**CONSIGNES DE L'EXERCICE**
**A)** Recopiez fidèlement le passage de l'entretien sur la spéculation qui va de « Jean Bastien, du » jusqu'à « entendez par là ? » inclus.
**B)** Pour chacun des énoncés suivants, indiquez par oui ou par non s'il concorde avec l'entretien sur la spéculation, et citez textuellement les mots de l'entretien qui tranchent : (i) Pierre-Yves Gomez situe dans les années 1970 le moment où le capitalisme est devenu spéculatif. (ii) Pierre-Yves Gomez tient la spéculation pour une perversion du capitalisme « normal ». (iii) Selon l'entretien, l'accumulation capitaliste a cessé de se réaliser à l'échelle planétaire.

**TEXTE FOURNI**
<<<<
Jean Bastien, du site Nonfiction, pose ses questions sur l’Esprit malin du capitalisme. Le contenu de l’interview en intégralité :

Nonfiction : La spéculation mène le monde, expliquez-vous. Pourriez-vous préciser ce que vous entendez par là ?

Pierre-Yves Gomez : On pourrait croire que la spéculation est une espèce de perversion du capitalisme « normal », un excès dû à la cupidité de quelques-uns ou aux emballements irrationnels des marchés. J’essaie de montrer dans ce livre qu’il n’en est rien. La spéculation est un mécanisme économique qui s’est généralisé. Le capitalisme est devenu massivement et intrinsèquement spéculatif à partir des années 1970, c’est-à-dire depuis près d’un demi-siècle déjà ! C’est désormais son mode de fonctionnement ! Nous ne sommes plus dans la logique accumulative classique où les dettes étaient garanties par l’accumulation de capital elle-même assurée par les profits. Bien sûr, l’accumulation capitaliste continue de se réaliser à l’échelle planétaire, dans des proportions jamais connues jusqu’à présent. Mais elle n’est plus suffisante pour assurer la dynamique du système. Elle se double donc d’une spéculation généralisée qui consiste à attendre des ruptures et des transformations à venir telles que le capital investi dans ces ruptures et ces transformations sera valorisé de manière extraordinaire. On ne parie donc plus sur l’avenir, on parie sur un avenir révolutionnaire qui produira un monde économique si nouveau que les dettes que nous accumulons aujourd’hui seront comme résorbées. Qu’il s’agisse de dettes économiques, sociales ou écologiques, elles seront comme dissoutes grâce aux technologies, aux produits, aux nouveaux modes de vie, etc. Cette croyance optimiste et tonique permet la poursuite des financements y compris des projets qui ne font aucuns profits. C’est une fuite vers un « avenir économique radieux » qui assure la dynamique du capitalisme contemporain.

 

Le mécanisme spéculatif opère à travers un réseau dense de règles et de procédures emboîtées, instauré et entretenu par une technocratie fortement hiérarchisée, expliquez-vous.
>>>>
**DONNÉES ENREGISTRÉES**
<<<<
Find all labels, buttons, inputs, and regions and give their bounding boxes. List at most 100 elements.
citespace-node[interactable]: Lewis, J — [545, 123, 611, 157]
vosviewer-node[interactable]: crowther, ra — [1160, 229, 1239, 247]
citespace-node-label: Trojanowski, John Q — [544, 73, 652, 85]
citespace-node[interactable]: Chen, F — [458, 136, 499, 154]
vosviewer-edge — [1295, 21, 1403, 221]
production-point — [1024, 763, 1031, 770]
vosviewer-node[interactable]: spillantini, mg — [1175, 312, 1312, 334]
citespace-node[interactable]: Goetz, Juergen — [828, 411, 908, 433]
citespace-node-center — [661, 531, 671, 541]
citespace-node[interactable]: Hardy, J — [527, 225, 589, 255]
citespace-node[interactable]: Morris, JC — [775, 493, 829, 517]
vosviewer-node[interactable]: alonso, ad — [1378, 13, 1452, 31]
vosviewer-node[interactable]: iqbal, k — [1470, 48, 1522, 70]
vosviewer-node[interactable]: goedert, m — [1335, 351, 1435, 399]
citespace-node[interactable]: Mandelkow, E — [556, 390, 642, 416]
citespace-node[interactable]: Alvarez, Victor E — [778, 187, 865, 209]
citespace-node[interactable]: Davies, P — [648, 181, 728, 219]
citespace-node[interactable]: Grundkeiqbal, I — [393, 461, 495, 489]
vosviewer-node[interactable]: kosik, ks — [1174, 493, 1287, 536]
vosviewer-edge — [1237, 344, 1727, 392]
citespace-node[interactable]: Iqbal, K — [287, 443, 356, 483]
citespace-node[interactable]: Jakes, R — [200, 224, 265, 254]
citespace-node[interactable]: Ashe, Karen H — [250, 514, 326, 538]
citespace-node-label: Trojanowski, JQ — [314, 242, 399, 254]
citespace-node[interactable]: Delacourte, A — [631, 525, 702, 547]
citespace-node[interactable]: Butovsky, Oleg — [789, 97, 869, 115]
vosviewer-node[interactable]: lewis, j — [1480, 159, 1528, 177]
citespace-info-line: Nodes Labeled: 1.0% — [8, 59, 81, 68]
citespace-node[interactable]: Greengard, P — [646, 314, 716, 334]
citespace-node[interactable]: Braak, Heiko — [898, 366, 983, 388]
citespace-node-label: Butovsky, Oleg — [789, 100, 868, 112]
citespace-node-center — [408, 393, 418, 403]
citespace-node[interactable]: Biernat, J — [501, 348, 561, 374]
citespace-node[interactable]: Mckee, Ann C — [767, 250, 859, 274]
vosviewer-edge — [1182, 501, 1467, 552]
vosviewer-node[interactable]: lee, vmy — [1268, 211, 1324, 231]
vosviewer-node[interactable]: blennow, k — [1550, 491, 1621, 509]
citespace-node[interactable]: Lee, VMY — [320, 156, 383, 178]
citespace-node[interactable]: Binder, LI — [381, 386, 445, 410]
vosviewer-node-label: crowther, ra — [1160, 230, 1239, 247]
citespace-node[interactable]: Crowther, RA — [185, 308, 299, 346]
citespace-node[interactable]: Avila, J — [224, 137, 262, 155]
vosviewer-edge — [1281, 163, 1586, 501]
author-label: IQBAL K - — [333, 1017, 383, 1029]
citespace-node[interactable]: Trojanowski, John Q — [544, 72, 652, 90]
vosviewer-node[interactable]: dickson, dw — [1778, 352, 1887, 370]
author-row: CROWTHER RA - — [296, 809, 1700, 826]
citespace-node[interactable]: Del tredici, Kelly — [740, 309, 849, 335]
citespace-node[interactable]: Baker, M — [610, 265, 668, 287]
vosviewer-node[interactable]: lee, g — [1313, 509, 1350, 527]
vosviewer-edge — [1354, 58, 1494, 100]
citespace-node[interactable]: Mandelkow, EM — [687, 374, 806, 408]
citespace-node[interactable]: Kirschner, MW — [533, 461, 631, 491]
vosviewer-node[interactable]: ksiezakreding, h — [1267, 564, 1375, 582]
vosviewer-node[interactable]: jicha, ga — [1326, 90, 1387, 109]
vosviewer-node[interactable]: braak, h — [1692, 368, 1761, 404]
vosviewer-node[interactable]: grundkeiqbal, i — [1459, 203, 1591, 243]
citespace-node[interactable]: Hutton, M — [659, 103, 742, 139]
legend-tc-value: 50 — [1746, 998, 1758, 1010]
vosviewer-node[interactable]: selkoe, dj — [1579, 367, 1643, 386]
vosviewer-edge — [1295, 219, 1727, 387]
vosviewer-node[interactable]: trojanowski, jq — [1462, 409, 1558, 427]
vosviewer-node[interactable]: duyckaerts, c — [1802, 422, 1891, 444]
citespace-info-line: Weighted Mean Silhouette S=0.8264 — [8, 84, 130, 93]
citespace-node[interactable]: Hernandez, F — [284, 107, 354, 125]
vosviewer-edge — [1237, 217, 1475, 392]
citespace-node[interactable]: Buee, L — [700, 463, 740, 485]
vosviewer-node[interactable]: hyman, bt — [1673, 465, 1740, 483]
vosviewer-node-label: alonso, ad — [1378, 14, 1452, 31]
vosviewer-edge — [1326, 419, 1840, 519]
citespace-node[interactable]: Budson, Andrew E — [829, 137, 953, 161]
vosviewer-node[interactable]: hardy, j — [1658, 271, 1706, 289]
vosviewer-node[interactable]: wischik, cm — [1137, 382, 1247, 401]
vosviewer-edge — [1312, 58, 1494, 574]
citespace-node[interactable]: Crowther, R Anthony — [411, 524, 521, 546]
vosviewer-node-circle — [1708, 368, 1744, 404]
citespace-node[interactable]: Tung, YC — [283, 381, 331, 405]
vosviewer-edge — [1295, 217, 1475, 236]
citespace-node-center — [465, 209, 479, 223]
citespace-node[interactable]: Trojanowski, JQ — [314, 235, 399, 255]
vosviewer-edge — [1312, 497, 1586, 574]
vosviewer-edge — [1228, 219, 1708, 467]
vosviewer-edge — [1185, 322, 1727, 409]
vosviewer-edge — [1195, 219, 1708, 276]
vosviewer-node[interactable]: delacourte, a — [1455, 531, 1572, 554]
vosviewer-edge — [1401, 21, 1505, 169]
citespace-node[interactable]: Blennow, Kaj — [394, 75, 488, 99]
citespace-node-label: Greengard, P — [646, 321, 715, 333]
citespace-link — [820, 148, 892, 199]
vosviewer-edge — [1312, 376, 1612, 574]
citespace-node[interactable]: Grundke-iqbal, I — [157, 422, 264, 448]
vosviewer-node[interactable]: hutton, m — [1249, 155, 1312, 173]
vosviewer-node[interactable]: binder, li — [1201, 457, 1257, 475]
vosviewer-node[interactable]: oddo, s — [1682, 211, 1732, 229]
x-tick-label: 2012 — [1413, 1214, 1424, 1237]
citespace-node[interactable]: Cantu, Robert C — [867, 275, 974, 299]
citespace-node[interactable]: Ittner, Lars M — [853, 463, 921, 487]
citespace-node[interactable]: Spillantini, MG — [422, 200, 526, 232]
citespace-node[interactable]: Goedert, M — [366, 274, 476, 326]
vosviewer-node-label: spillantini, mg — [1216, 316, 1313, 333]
>>>>
**RÉPONSES DANS L'ORDRE**
**A)**
Jean Bastien, du site Nonfiction, pose ses questions sur l’Esprit malin du capitalisme. Le contenu de l’interview en intégralité :

Nonfiction : La spéculation mène le monde, expliquez-vous. Pourriez-vous préciser ce que vous entendez par là ?

**B)**
(i) Oui : « Le capitalisme est devenu massivement et intrinsèquement spéculatif à partir des années 1970 ».
(ii) Non : « J’essaie de montrer dans ce livre qu’il n’en est rien. »
(iii) Non : « Bien sûr, l’accumulation capitaliste continue de se réaliser à l’échelle planétaire ».